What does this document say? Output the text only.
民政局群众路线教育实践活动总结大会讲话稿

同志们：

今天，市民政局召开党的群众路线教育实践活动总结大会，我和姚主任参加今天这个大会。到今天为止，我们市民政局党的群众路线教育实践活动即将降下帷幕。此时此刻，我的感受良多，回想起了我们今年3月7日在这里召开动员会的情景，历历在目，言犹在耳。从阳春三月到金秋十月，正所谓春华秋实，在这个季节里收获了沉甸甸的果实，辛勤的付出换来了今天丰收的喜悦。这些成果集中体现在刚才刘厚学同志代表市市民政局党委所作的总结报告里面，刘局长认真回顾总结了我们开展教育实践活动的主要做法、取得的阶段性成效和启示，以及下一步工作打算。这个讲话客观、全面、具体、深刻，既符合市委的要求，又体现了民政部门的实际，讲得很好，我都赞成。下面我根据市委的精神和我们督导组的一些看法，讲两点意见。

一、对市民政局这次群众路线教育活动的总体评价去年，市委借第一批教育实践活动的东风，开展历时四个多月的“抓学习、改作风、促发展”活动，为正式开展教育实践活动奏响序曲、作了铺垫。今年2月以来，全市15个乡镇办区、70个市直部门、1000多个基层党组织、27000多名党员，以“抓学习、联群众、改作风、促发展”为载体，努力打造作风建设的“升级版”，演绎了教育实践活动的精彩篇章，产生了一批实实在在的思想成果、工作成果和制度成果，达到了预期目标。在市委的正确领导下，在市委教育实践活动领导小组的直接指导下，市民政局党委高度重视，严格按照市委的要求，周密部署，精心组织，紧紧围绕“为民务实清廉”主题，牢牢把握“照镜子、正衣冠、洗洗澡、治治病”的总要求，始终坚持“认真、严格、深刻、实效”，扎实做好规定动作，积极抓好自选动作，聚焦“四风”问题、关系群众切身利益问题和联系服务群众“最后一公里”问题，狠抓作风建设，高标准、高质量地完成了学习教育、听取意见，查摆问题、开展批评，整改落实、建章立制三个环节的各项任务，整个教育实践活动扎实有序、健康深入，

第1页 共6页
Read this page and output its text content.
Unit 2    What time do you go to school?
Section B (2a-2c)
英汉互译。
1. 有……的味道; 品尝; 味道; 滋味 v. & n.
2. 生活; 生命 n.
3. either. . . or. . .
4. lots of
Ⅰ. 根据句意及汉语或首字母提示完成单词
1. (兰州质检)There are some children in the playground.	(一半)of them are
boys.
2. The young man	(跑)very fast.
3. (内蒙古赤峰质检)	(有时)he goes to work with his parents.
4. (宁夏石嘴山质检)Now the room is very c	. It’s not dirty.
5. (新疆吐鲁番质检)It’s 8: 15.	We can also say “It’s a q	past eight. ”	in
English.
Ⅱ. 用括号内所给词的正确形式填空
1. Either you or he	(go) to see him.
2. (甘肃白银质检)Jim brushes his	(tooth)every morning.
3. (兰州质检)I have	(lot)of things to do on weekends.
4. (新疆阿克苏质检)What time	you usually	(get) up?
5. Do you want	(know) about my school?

○ ○ ○ ○ ○

== What the exercise asks ==
Take the lines above from the one holding "Read this page and output its text content." to the last and output them exactly.

== Final result ==
Read this page and output its text content.
Unit 2    What time do you go to school?
Section B (2a-2c)
英汉互译。
1. 有……的味道; 品尝; 味道; 滋味 v. & n.
2. 生活; 生命 n.
3. either. . . or. . .
4. lots of
Ⅰ. 根据句意及汉语或首字母提示完成单词
1. (兰州质检)There are some children in the playground.	(一半)of them are
boys.
2. The young man	(跑)very fast.
3. (内蒙古赤峰质检)	(有时)he goes to work with his parents.
4. (宁夏石嘴山质检)Now the room is very c	. It’s not dirty.
5. (新疆吐鲁番质检)It’s 8: 15.	We can also say “It’s a q	past eight. ”	in
English.
Ⅱ. 用括号内所给词的正确形式填空
1. Either you or he	(go) to see him.
2. (甘肃白银质检)Jim brushes his	(tooth)every morning.
3. (兰州质检)I have	(lot)of things to do on weekends.
4. (新疆阿克苏质检)What time	you usually	(get) up?
5. Do you want	(know) about my school?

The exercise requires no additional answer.